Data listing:
## begin

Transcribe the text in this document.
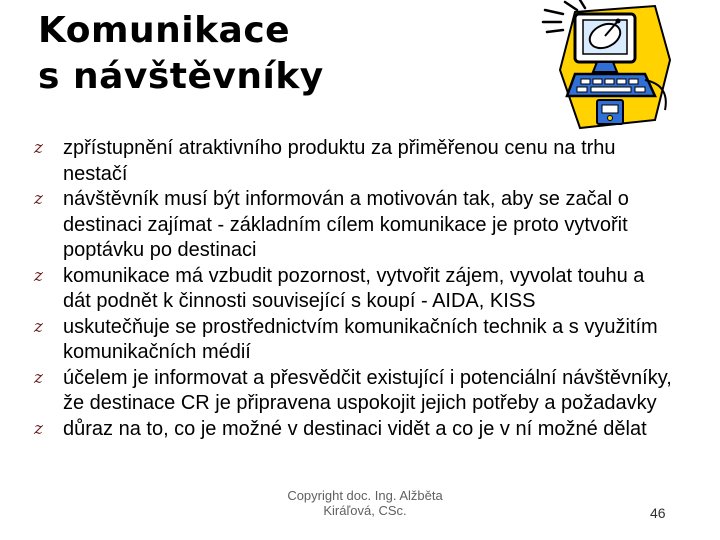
Komunikace
s návštěvníky
z zpřístupnění atraktivního produktu za přiměřenou cenu na trhu nestačí
z návštěvník musí být informován a motivován tak, aby se začal o destinaci zajímat - základním cílem komunikace je proto vytvořit poptávku po destinaci
z komunikace má vzbudit pozornost, vytvořit zájem, vyvolat touhu a dát podnět k činnosti související s koupí - AIDA, KISS
z uskutečňuje se prostřednictvím komunikačních technik a s využitím komunikačních médií
z účelem je informovat a přesvědčit existující i potenciální návštěvníky, že destinace CR je připravena uspokojit jejich potřeby a požadavky
z důraz na to, co je možné v destinaci vidět a co je v ní možné dělat
Copyright doc. Ing. Alžběta
Kiráľová, CSc.	46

## end

* PROBLEM TO SOLVE
Any pictures should be dropped; transcribe the rest of the records above exactly.

* RESPONSE TO THIS TASK
Transcribe the text in this document.
Komunikace
s návštěvníky
z zpřístupnění atraktivního produktu za přiměřenou cenu na trhu nestačí
z návštěvník musí být informován a motivován tak, aby se začal o destinaci zajímat - základním cílem komunikace je proto vytvořit poptávku po destinaci
z komunikace má vzbudit pozornost, vytvořit zájem, vyvolat touhu a dát podnět k činnosti související s koupí - AIDA, KISS
z uskutečňuje se prostřednictvím komunikačních technik a s využitím komunikačních médií
z účelem je informovat a přesvědčit existující i potenciální návštěvníky, že destinace CR je připravena uspokojit jejich potřeby a požadavky
z důraz na to, co je možné v destinaci vidět a co je v ní možné dělat
Copyright doc. Ing. Alžběta
Kiráľová, CSc.	46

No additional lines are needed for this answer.